(Data excerpts)
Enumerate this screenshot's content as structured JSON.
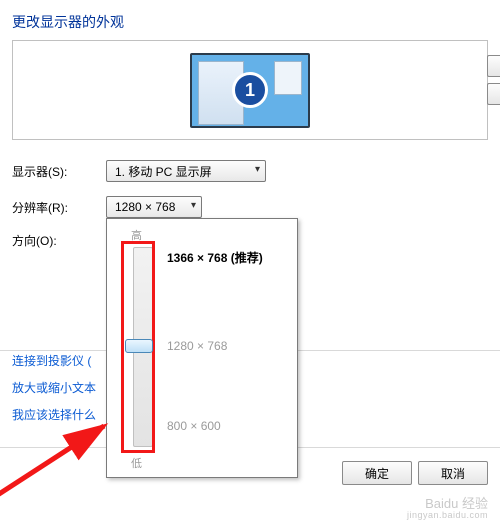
{
  "title": "更改显示器的外观",
  "monitor_badge": "1",
  "form": {
    "display_label": "显示器(S):",
    "display_value": "1. 移动 PC 显示屏",
    "resolution_label": "分辨率(R):",
    "resolution_value": "1280 × 768",
    "orientation_label": "方向(O):"
  },
  "links": {
    "projector": "连接到投影仪 (",
    "text_size": "放大或缩小文本",
    "help": "我应该选择什么"
  },
  "buttons": {
    "ok": "确定",
    "cancel": "取消"
  },
  "slider": {
    "high": "高",
    "low": "低",
    "options": [
      "1366 × 768 (推荐)",
      "1280 × 768",
      "800 × 600"
    ]
  },
  "watermark": {
    "main": "Baidu 经验",
    "sub": "jingyan.baidu.com"
  }
}
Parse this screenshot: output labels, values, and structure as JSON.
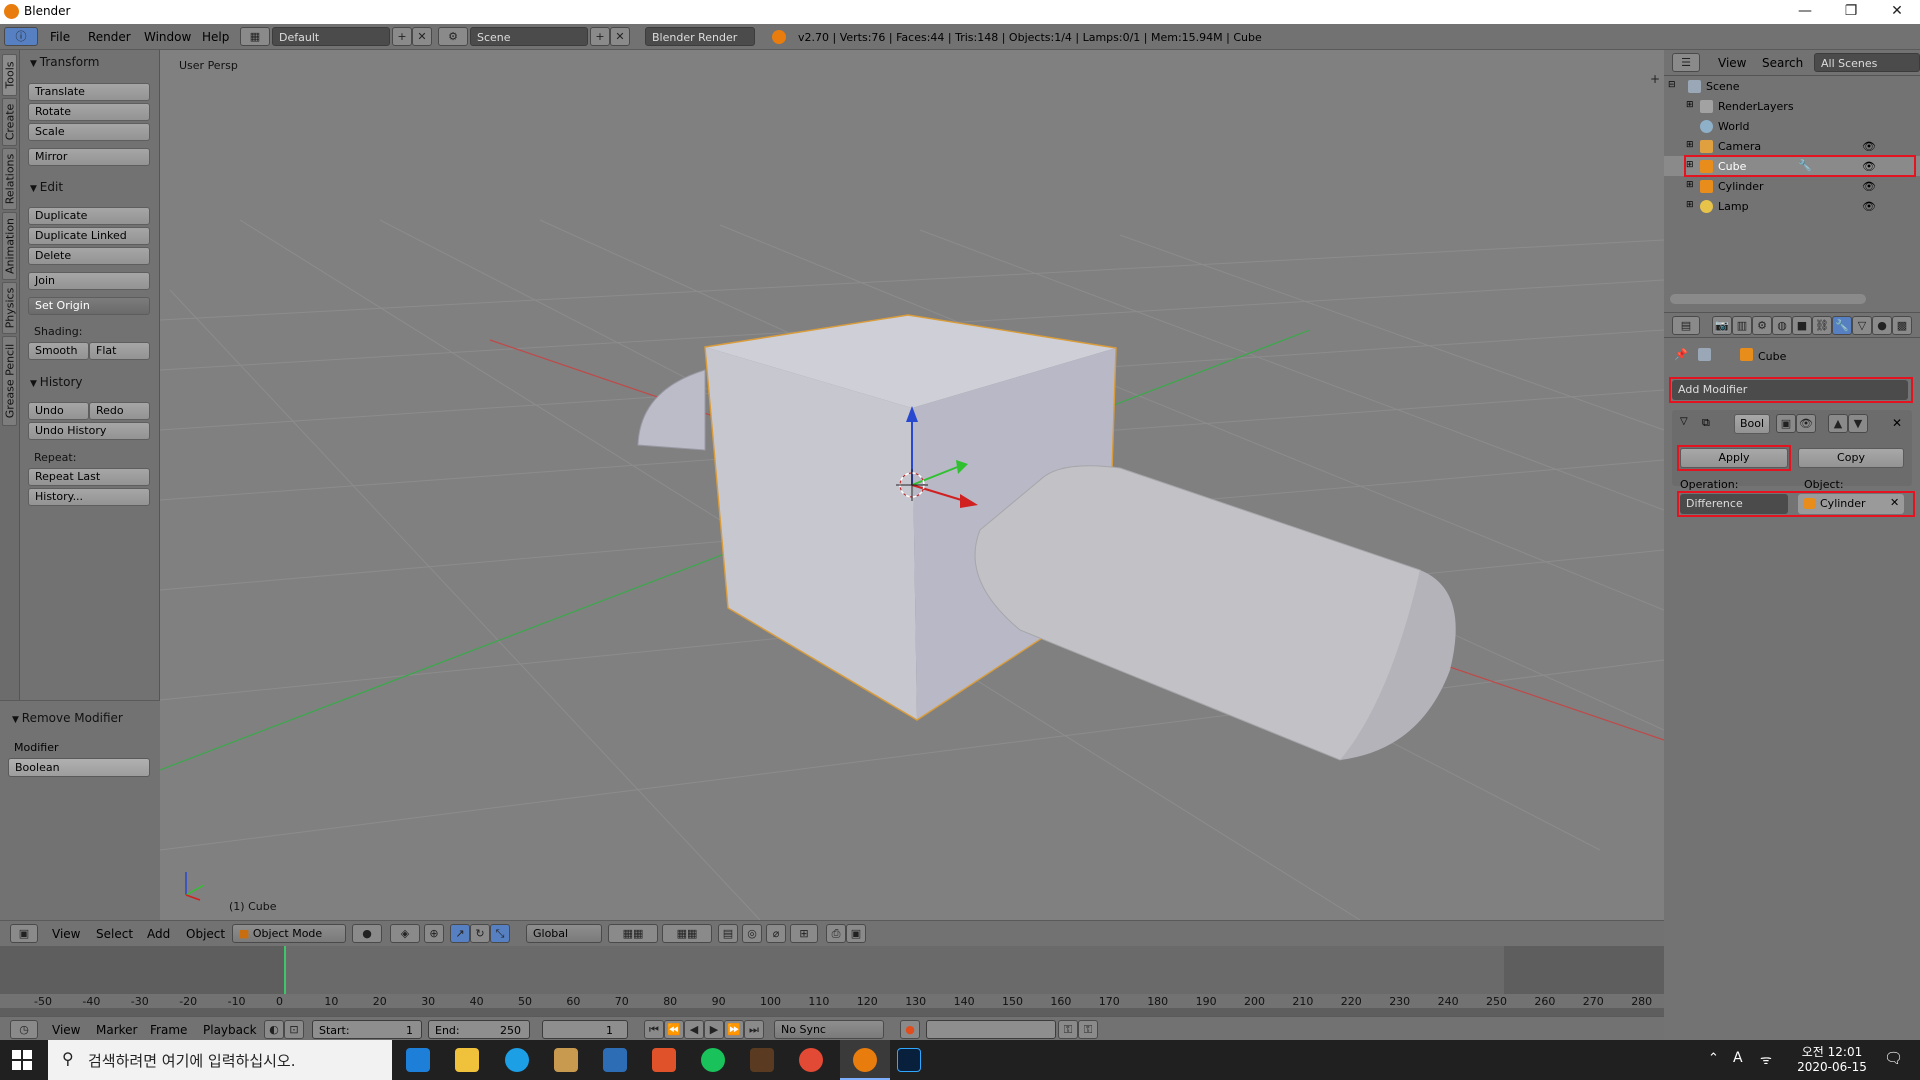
{
  "window": {
    "title": "Blender"
  },
  "menu": [
    "File",
    "Render",
    "Window",
    "Help"
  ],
  "screen_layout": "Default",
  "scene": "Scene",
  "render_engine": "Blender Render",
  "stats": "v2.70 | Verts:76 | Faces:44 | Tris:148 | Objects:1/4 | Lamps:0/1 | Mem:15.94M | Cube",
  "tabs": [
    "Tools",
    "Create",
    "Relations",
    "Animation",
    "Physics",
    "Grease Pencil"
  ],
  "tools": {
    "transform_h": "Transform",
    "translate": "Translate",
    "rotate": "Rotate",
    "scale": "Scale",
    "mirror": "Mirror",
    "edit_h": "Edit",
    "duplicate": "Duplicate",
    "duplicate_linked": "Duplicate Linked",
    "delete": "Delete",
    "join": "Join",
    "set_origin": "Set Origin",
    "shading": "Shading:",
    "smooth": "Smooth",
    "flat": "Flat",
    "history_h": "History",
    "undo": "Undo",
    "redo": "Redo",
    "undo_history": "Undo History",
    "repeat": "Repeat:",
    "repeat_last": "Repeat Last",
    "history": "History..."
  },
  "operator": {
    "title": "Remove Modifier",
    "modifier_label": "Modifier",
    "modifier_value": "Boolean"
  },
  "viewport": {
    "persp": "User Persp",
    "object_label": "(1) Cube"
  },
  "view3d_header": {
    "view": "View",
    "select": "Select",
    "add": "Add",
    "object": "Object",
    "mode": "Object Mode",
    "orientation": "Global"
  },
  "timeline": {
    "ticks": [
      "-50",
      "-40",
      "-30",
      "-20",
      "-10",
      "0",
      "10",
      "20",
      "30",
      "40",
      "50",
      "60",
      "70",
      "80",
      "90",
      "100",
      "110",
      "120",
      "130",
      "140",
      "150",
      "160",
      "170",
      "180",
      "190",
      "200",
      "210",
      "220",
      "230",
      "240",
      "250",
      "260",
      "270",
      "280"
    ],
    "view": "View",
    "marker": "Marker",
    "frame": "Frame",
    "playback": "Playback",
    "start_label": "Start:",
    "start": "1",
    "end_label": "End:",
    "end": "250",
    "current": "1",
    "sync": "No Sync"
  },
  "outliner": {
    "view": "View",
    "search": "Search",
    "filter": "All Scenes",
    "items": [
      "Scene",
      "RenderLayers",
      "World",
      "Camera",
      "Cube",
      "Cylinder",
      "Lamp"
    ]
  },
  "properties": {
    "object_name": "Cube",
    "add_modifier": "Add Modifier",
    "mod_name": "Bool",
    "apply": "Apply",
    "copy": "Copy",
    "operation_label": "Operation:",
    "object_label": "Object:",
    "operation": "Difference",
    "target": "Cylinder"
  },
  "taskbar": {
    "search_placeholder": "검색하려면 여기에 입력하십시오.",
    "time": "오전 12:01",
    "date": "2020-06-15",
    "lang": "A"
  },
  "colors": {
    "highlight": "#e3131f",
    "accent": "#e87d0d",
    "selected": "#5680c2"
  }
}
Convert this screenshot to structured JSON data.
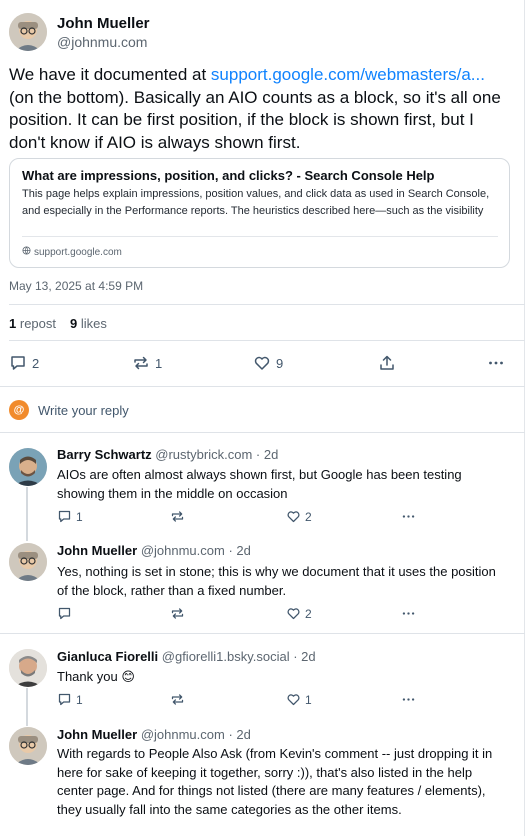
{
  "main_post": {
    "author_name": "John Mueller",
    "author_handle": "@johnmu.com",
    "text_prefix": "We have it documented at ",
    "link_text": "support.google.com/webmasters/a...",
    "text_suffix": " (on the bottom). Basically an AIO counts as a block, so it's all one position. It can be first position, if the block is shown first, but I don't know if AIO is always shown first.",
    "card": {
      "title": "What are impressions, position, and clicks? - Search Console Help",
      "description": "This page helps explain impressions, position values, and click data as used in Search Console, and especially in the Performance reports. The heuristics described here—such as the visibility requ",
      "domain": "support.google.com"
    },
    "timestamp": "May 13, 2025 at 4:59 PM",
    "reposts_count": "1",
    "reposts_label": "repost",
    "likes_count": "9",
    "likes_label": "likes",
    "actions": {
      "replies": "2",
      "reposts": "1",
      "likes": "9"
    }
  },
  "reply_prompt": "Write your reply",
  "replies": [
    {
      "author_name": "Barry Schwartz",
      "author_handle": "@rustybrick.com",
      "age": "· 2d",
      "text": "AIOs are often almost always shown first, but Google has been testing showing them in the middle on occasion",
      "replies": "1",
      "reposts": "",
      "likes": "2"
    },
    {
      "author_name": "John Mueller",
      "author_handle": "@johnmu.com",
      "age": "· 2d",
      "text": "Yes, nothing is set in stone; this is why we document that it uses the position of the block, rather than a fixed number.",
      "replies": "",
      "reposts": "",
      "likes": "2"
    },
    {
      "author_name": "Gianluca Fiorelli",
      "author_handle": "@gfiorelli1.bsky.social",
      "age": "· 2d",
      "text": "Thank you 😊",
      "replies": "1",
      "reposts": "",
      "likes": "1"
    },
    {
      "author_name": "John Mueller",
      "author_handle": "@johnmu.com",
      "age": "· 2d",
      "text": "With regards to People Also Ask (from Kevin's comment -- just dropping it in here for sake of keeping it together, sorry :)), that's also listed in the help center page. And for things not listed (there are many features / elements), they usually fall into the same categories as the other items.",
      "replies": "",
      "reposts": "",
      "likes": ""
    }
  ],
  "icons": {
    "reply": "reply-icon",
    "repost": "repost-icon",
    "like": "heart-icon",
    "share": "share-icon",
    "more": "more-icon",
    "globe": "globe-icon",
    "compose": "at-icon"
  },
  "colors": {
    "accent": "#1083fe",
    "text": "#0b0f14",
    "muted": "#5c6670",
    "compose_badge": "#f18b2c"
  }
}
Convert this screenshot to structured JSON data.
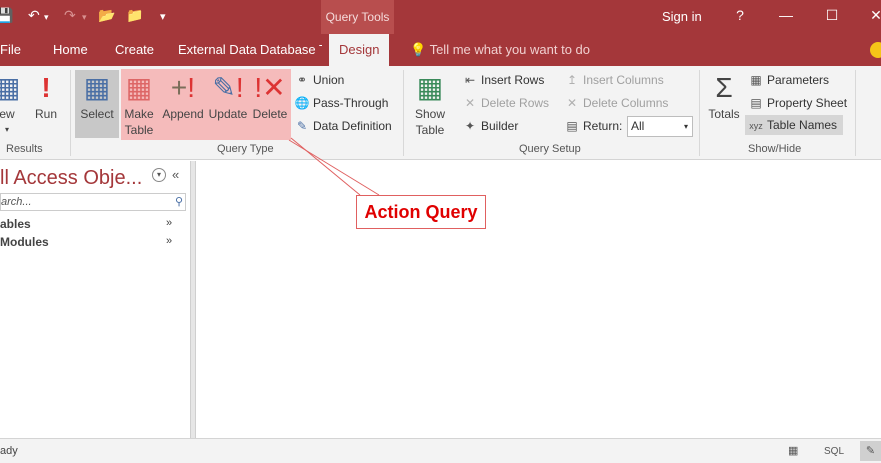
{
  "titlebar": {
    "context_tab": "Query Tools",
    "sign_in": "Sign in",
    "help": "?",
    "qat": {
      "save_icon": "save-icon",
      "undo_icon": "undo-icon",
      "redo_icon": "redo-icon",
      "open_icon": "open-icon",
      "folder_icon": "folder-icon"
    }
  },
  "tabs": {
    "file": "File",
    "home": "Home",
    "create": "Create",
    "external": "External Data",
    "dbtools": "Database Too",
    "design": "Design",
    "tellme": "Tell me what you want to do"
  },
  "ribbon": {
    "results": {
      "label": "Results",
      "view": "ew",
      "run": "Run"
    },
    "query_type": {
      "label": "Query Type",
      "select": "Select",
      "make_table_1": "Make",
      "make_table_2": "Table",
      "append": "Append",
      "update": "Update",
      "delete": "Delete",
      "union": "Union",
      "pass_through": "Pass-Through",
      "data_definition": "Data Definition"
    },
    "query_setup": {
      "label": "Query Setup",
      "show_table_1": "Show",
      "show_table_2": "Table",
      "insert_rows": "Insert Rows",
      "delete_rows": "Delete Rows",
      "builder": "Builder",
      "insert_columns": "Insert Columns",
      "delete_columns": "Delete Columns",
      "return_label": "Return:",
      "return_value": "All"
    },
    "show_hide": {
      "label": "Show/Hide",
      "totals": "Totals",
      "parameters": "Parameters",
      "property_sheet": "Property Sheet",
      "table_names": "Table Names"
    }
  },
  "navpane": {
    "title": "ll Access Obje...",
    "search_placeholder": "arch...",
    "groups": [
      "ables",
      "Modules"
    ]
  },
  "callout": {
    "text": "Action Query"
  },
  "statusbar": {
    "text": "ady",
    "sql": "SQL"
  },
  "colors": {
    "accent": "#a4373a",
    "highlight": "#f5b0b0",
    "callout_text": "#e00000"
  }
}
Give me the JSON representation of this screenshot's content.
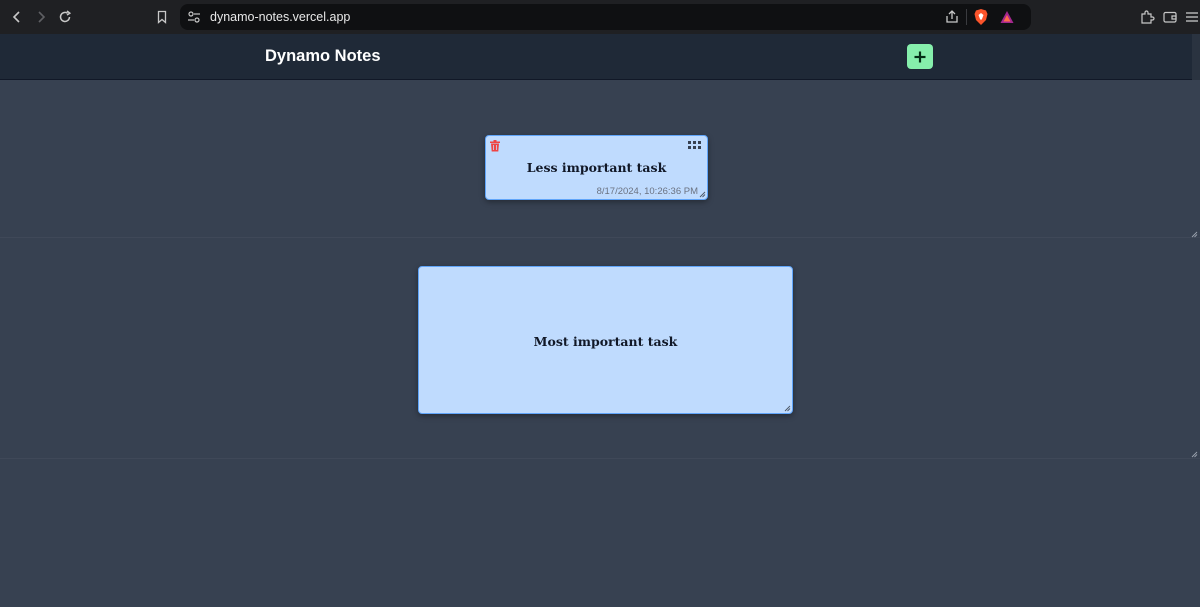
{
  "browser": {
    "url": "dynamo-notes.vercel.app"
  },
  "app": {
    "title": "Dynamo Notes"
  },
  "notes": [
    {
      "text": "Less important task",
      "timestamp": "8/17/2024, 10:26:36 PM"
    },
    {
      "text": "Most important task"
    }
  ],
  "colors": {
    "accent_add": "#86efac",
    "note_bg": "#bfdbfe",
    "note_border": "#60a5fa",
    "delete": "#ef4444",
    "canvas_bg": "#374151",
    "header_bg": "#1f2937"
  }
}
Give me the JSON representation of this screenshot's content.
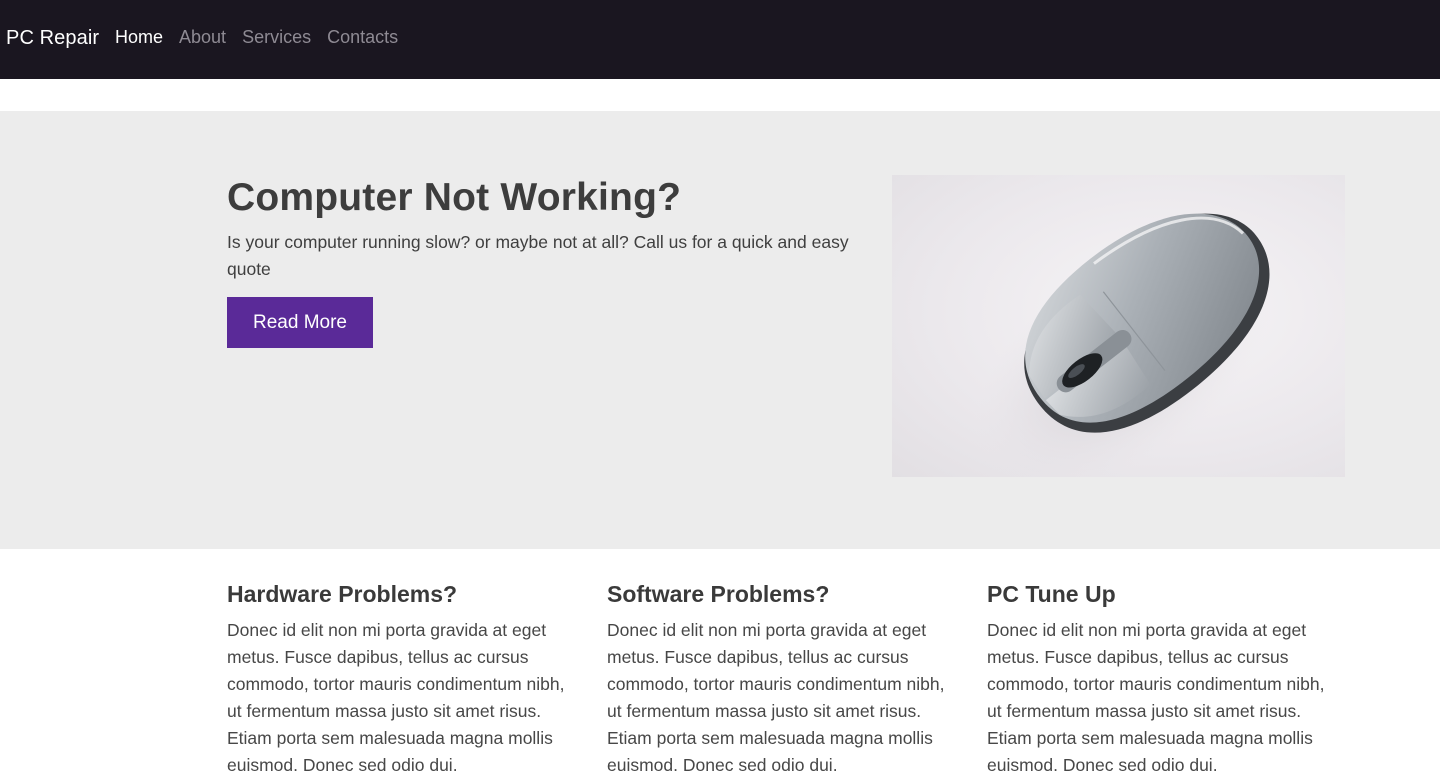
{
  "nav": {
    "brand": "PC Repair",
    "links": [
      "Home",
      "About",
      "Services",
      "Contacts"
    ],
    "active_index": 0
  },
  "hero": {
    "title": "Computer Not Working?",
    "text": "Is your computer running slow? or maybe not at all? Call us for a quick and easy quote",
    "button_label": "Read More",
    "button_color": "#5a2a98"
  },
  "features": [
    {
      "title": "Hardware Problems?",
      "text": "Donec id elit non mi porta gravida at eget metus. Fusce dapibus, tellus ac cursus commodo, tortor mauris condimentum nibh, ut fermentum massa justo sit amet risus. Etiam porta sem malesuada magna mollis euismod. Donec sed odio dui."
    },
    {
      "title": "Software Problems?",
      "text": "Donec id elit non mi porta gravida at eget metus. Fusce dapibus, tellus ac cursus commodo, tortor mauris condimentum nibh, ut fermentum massa justo sit amet risus. Etiam porta sem malesuada magna mollis euismod. Donec sed odio dui."
    },
    {
      "title": "PC Tune Up",
      "text": "Donec id elit non mi porta gravida at eget metus. Fusce dapibus, tellus ac cursus commodo, tortor mauris condimentum nibh, ut fermentum massa justo sit amet risus. Etiam porta sem malesuada magna mollis euismod. Donec sed odio dui."
    }
  ],
  "colors": {
    "navbar_bg": "#1a1620",
    "hero_bg": "#ececec",
    "accent": "#5a2a98"
  }
}
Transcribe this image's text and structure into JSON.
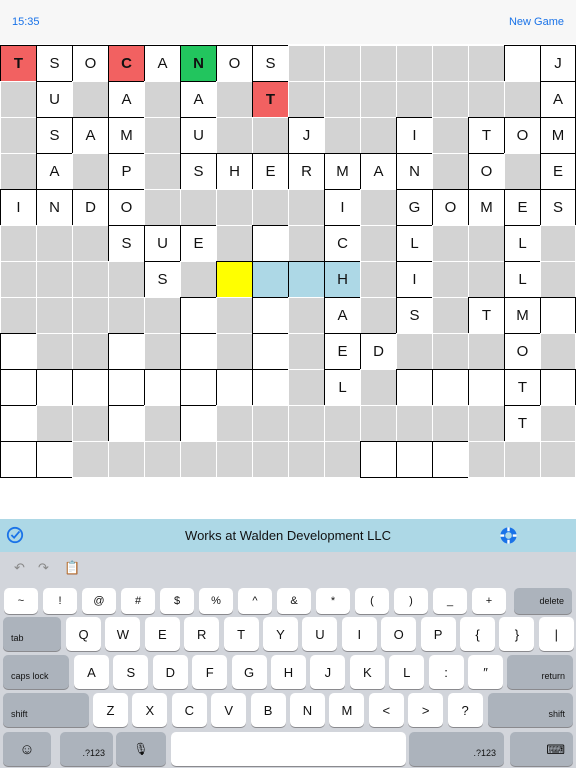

YOUR INSTRUCTIONS
Copy every line above in which the string "always" shows up.

FINAL RESULT
    "text_suffix": " (on the bottom). Basically an AIO counts as a block, so it's all one position. It can be first position, if the block is shown first, but I don't know if AIO is always shown first.",
      "text": "AIOs are often almost always shown first, but Google has been testing showing them in the middle on occasion",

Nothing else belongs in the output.